→ Brief:
An exact reproduction of the records is required, with all images left out.

→ Input rows:
>> start

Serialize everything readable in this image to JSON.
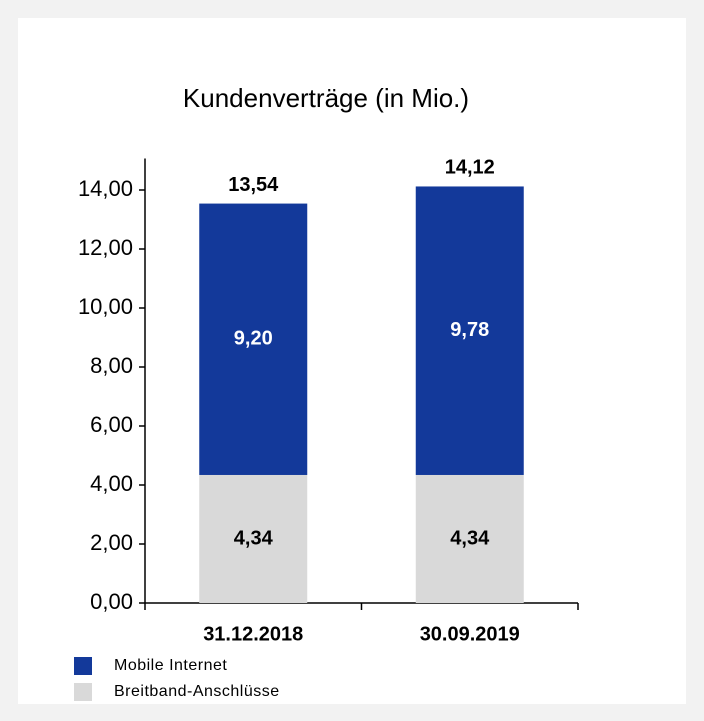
{
  "chart_data": {
    "type": "stacked_bar",
    "title": "Kundenverträge (in Mio.)",
    "categories": [
      "31.12.2018",
      "30.09.2019"
    ],
    "series": [
      {
        "name": "Breitband-Anschlüsse",
        "color": "#d9d9d9",
        "values": [
          4.34,
          4.34
        ],
        "value_labels": [
          "4,34",
          "4,34"
        ]
      },
      {
        "name": "Mobile Internet",
        "color": "#13399a",
        "values": [
          9.2,
          9.78
        ],
        "value_labels": [
          "9,20",
          "9,78"
        ]
      }
    ],
    "totals": [
      13.54,
      14.12
    ],
    "total_labels": [
      "13,54",
      "14,12"
    ],
    "ylim": [
      0,
      15
    ],
    "yticks": [
      {
        "value": 0,
        "label": "0,00"
      },
      {
        "value": 2,
        "label": "2,00"
      },
      {
        "value": 4,
        "label": "4,00"
      },
      {
        "value": 6,
        "label": "6,00"
      },
      {
        "value": 8,
        "label": "8,00"
      },
      {
        "value": 10,
        "label": "10,00"
      },
      {
        "value": 12,
        "label": "12,00"
      },
      {
        "value": 14,
        "label": "14,00"
      }
    ],
    "legend": "bottom-left"
  }
}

>> end

→ Output below:
Serialize everything readable in this image to JSON.
{
  "chart_data": {
    "type": "stacked_bar",
    "title": "Kundenverträge (in Mio.)",
    "categories": [
      "31.12.2018",
      "30.09.2019"
    ],
    "series": [
      {
        "name": "Breitband-Anschlüsse",
        "color": "#d9d9d9",
        "values": [
          4.34,
          4.34
        ],
        "value_labels": [
          "4,34",
          "4,34"
        ]
      },
      {
        "name": "Mobile Internet",
        "color": "#13399a",
        "values": [
          9.2,
          9.78
        ],
        "value_labels": [
          "9,20",
          "9,78"
        ]
      }
    ],
    "totals": [
      13.54,
      14.12
    ],
    "total_labels": [
      "13,54",
      "14,12"
    ],
    "ylim": [
      0,
      15
    ],
    "yticks": [
      {
        "value": 0,
        "label": "0,00"
      },
      {
        "value": 2,
        "label": "2,00"
      },
      {
        "value": 4,
        "label": "4,00"
      },
      {
        "value": 6,
        "label": "6,00"
      },
      {
        "value": 8,
        "label": "8,00"
      },
      {
        "value": 10,
        "label": "10,00"
      },
      {
        "value": 12,
        "label": "12,00"
      },
      {
        "value": 14,
        "label": "14,00"
      }
    ],
    "legend": "bottom-left"
  }
}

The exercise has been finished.